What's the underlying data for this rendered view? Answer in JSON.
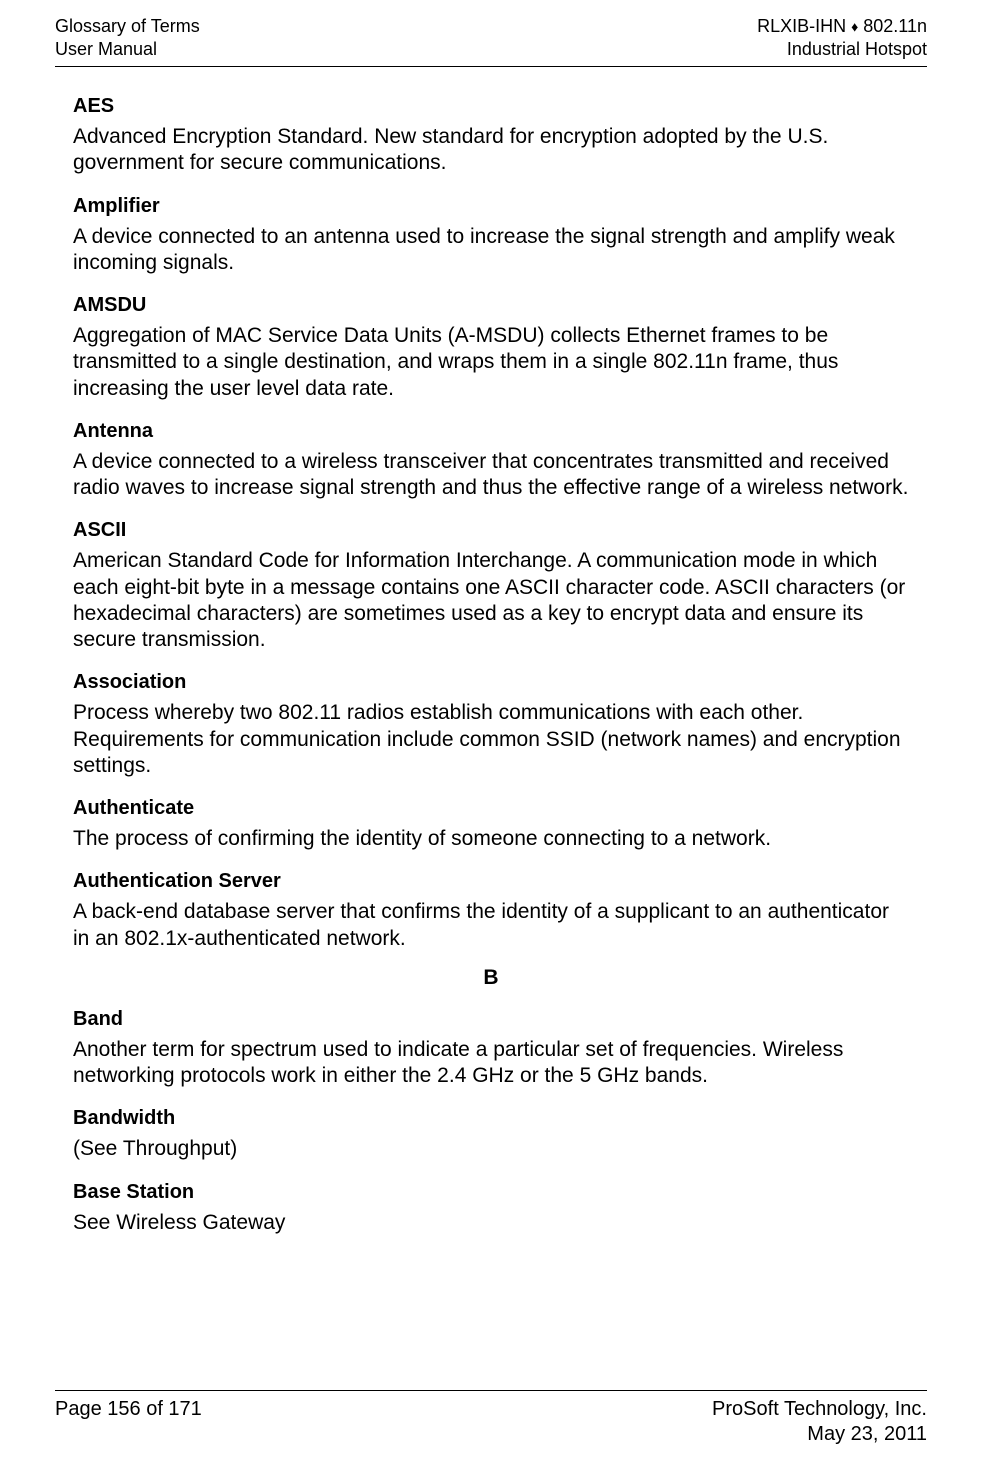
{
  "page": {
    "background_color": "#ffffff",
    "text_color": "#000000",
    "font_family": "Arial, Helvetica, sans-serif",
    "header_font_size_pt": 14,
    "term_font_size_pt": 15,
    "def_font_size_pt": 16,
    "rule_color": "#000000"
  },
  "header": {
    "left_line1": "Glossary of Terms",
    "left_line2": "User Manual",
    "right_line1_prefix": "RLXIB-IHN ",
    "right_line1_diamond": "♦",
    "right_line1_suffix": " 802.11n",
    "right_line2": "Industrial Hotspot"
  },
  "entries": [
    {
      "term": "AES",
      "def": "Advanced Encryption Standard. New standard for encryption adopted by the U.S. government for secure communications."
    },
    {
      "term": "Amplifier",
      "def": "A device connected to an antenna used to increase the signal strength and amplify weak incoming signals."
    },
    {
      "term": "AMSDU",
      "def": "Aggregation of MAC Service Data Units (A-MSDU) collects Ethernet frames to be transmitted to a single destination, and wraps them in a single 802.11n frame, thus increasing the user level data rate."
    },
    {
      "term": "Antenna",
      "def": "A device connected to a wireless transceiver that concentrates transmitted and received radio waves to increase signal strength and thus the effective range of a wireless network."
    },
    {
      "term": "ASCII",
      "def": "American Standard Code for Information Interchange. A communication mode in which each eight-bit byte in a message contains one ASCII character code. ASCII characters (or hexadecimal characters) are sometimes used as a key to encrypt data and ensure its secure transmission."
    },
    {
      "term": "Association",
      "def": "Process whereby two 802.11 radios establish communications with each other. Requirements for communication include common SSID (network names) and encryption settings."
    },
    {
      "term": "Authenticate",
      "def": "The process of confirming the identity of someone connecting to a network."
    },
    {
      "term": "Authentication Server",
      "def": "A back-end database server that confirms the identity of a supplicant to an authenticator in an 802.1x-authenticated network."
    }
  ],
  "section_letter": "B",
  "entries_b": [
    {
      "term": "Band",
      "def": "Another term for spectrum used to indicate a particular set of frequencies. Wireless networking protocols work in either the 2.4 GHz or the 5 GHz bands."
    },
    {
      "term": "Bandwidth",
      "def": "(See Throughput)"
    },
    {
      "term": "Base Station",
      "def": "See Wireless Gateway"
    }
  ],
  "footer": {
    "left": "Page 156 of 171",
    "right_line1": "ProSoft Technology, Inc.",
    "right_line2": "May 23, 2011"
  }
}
----------------------------------------
• TASK GOAL
In the records above, find each line holding "connected" and copy it.

• FULL SOLUTION
      "def": "A device connected to an antenna used to increase the signal strength and amplify weak incoming signals."
      "def": "A device connected to a wireless transceiver that concentrates transmitted and received radio waves to increase signal strength and thus the effective range of a wireless network."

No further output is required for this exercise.